↓↓↓

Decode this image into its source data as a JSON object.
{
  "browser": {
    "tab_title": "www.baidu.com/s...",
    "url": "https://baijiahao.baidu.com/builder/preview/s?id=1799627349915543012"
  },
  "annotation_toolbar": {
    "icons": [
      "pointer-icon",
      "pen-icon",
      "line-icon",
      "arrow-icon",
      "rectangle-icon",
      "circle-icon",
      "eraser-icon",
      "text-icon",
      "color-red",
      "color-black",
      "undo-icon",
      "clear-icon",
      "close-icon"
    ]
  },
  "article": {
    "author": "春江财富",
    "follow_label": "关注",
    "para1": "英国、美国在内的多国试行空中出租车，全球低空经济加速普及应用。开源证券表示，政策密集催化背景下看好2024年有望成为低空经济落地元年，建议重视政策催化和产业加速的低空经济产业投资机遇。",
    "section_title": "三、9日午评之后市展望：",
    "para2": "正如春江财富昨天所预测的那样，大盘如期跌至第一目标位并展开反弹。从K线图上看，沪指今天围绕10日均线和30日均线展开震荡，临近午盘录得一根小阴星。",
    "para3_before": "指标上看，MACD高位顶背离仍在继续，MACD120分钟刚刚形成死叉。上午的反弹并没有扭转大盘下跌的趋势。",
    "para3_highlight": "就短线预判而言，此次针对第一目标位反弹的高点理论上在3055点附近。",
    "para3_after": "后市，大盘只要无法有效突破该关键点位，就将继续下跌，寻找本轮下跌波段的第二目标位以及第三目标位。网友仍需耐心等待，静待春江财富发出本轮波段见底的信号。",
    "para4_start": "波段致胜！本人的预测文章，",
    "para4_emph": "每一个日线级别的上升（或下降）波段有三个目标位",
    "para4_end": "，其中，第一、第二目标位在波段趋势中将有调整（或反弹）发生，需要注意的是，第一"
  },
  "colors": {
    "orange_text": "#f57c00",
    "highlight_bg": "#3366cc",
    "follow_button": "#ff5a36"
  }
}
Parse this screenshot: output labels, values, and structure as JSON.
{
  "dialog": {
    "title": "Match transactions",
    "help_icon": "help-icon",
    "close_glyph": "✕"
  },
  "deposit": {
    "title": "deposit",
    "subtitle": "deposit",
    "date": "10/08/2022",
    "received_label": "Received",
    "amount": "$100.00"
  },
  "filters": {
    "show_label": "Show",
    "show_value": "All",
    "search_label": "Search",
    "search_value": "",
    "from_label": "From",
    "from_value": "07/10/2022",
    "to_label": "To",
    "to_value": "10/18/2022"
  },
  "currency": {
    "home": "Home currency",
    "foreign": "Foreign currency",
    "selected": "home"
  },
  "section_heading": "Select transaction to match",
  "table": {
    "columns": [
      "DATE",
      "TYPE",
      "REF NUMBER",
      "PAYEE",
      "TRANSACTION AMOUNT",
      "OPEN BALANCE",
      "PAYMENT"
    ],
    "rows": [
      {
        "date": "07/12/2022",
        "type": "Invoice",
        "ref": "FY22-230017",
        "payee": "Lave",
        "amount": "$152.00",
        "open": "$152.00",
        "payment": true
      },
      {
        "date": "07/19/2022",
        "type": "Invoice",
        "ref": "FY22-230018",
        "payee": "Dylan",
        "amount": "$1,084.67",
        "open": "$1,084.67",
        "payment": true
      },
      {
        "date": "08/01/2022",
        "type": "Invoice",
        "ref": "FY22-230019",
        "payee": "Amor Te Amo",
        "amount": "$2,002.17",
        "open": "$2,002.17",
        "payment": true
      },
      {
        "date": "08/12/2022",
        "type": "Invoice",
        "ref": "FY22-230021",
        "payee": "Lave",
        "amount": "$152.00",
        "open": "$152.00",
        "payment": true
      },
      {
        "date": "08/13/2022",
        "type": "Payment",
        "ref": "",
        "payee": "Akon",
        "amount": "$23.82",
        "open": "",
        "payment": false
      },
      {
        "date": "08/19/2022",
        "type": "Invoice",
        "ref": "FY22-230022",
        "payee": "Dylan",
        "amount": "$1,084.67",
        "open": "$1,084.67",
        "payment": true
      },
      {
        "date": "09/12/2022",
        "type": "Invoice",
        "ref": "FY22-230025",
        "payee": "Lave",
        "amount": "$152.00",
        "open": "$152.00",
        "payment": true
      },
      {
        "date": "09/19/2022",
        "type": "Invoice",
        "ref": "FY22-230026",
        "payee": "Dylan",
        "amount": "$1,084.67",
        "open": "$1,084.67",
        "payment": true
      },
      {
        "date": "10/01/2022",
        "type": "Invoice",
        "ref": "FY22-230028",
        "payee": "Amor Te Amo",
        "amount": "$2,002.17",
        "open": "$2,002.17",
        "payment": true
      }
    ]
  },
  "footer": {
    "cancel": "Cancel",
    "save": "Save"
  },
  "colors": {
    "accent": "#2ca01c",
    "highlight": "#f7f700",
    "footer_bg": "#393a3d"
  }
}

↑↑↑

## WHAT TO DO
Take every line above carrying "currency" and return it.

## THE REPLY
  "currency": {
    "home": "Home currency",
    "foreign": "Foreign currency",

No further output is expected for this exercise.